(Stored entries)

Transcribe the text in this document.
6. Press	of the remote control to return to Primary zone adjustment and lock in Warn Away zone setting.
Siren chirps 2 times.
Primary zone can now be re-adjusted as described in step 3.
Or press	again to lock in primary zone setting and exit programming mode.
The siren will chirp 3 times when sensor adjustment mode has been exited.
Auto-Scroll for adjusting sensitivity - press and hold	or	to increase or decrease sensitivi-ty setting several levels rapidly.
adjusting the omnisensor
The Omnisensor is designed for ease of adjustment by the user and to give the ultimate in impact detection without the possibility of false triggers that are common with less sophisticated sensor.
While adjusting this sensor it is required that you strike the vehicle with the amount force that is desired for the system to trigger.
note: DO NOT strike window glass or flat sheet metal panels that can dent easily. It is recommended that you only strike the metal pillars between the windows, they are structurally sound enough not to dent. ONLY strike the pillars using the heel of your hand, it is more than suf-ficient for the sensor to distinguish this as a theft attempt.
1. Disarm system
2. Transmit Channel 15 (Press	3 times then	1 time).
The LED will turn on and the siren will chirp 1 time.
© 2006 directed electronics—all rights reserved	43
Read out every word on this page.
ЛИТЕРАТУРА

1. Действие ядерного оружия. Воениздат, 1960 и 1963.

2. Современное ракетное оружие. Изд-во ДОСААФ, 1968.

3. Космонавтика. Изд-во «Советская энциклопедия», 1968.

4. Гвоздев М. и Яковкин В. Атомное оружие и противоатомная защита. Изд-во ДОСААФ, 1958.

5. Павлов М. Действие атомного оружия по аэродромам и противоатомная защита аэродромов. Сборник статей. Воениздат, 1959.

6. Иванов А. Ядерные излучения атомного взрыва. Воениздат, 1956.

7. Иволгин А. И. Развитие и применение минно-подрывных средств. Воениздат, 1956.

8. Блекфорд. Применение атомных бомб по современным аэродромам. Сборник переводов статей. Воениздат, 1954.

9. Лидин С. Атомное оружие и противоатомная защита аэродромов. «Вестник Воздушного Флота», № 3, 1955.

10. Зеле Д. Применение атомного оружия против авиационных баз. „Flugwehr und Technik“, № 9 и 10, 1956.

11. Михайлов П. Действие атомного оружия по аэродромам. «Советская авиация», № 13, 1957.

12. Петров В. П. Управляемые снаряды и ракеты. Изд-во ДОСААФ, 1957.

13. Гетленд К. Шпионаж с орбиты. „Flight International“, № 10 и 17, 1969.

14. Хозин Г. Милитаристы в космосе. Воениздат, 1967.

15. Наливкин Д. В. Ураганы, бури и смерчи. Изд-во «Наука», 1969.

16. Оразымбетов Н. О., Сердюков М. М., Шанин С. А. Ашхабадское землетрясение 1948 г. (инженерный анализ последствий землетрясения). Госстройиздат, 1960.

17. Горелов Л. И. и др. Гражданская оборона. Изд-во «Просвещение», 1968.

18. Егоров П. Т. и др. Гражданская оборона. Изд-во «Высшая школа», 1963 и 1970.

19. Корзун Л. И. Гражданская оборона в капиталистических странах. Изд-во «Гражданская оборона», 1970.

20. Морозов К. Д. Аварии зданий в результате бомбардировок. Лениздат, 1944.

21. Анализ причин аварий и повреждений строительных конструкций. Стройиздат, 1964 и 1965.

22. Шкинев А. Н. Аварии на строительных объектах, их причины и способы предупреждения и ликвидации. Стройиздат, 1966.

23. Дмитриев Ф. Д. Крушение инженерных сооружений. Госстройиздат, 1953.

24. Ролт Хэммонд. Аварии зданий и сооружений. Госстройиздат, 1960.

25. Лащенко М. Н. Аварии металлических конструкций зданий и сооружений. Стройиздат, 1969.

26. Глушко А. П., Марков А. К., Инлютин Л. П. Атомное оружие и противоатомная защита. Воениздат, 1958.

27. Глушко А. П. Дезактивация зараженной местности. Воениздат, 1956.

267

Request:
From the listing above, return each line with the word "оружия".

Exercise response:
1. Действие ядерного оружия. Воениздат, 1960 и 1963.
5. Павлов М. Действие атомного оружия по аэродромам и противоатомная защита аэродромов. Сборник статей. Воениздат, 1959.
10. Зеле Д. Применение атомного оружия против авиационных баз. „Flugwehr und Technik“, № 9 и 10, 1956.
11. Михайлов П. Действие атомного оружия по аэродромам. «Советская авиация», № 13, 1957.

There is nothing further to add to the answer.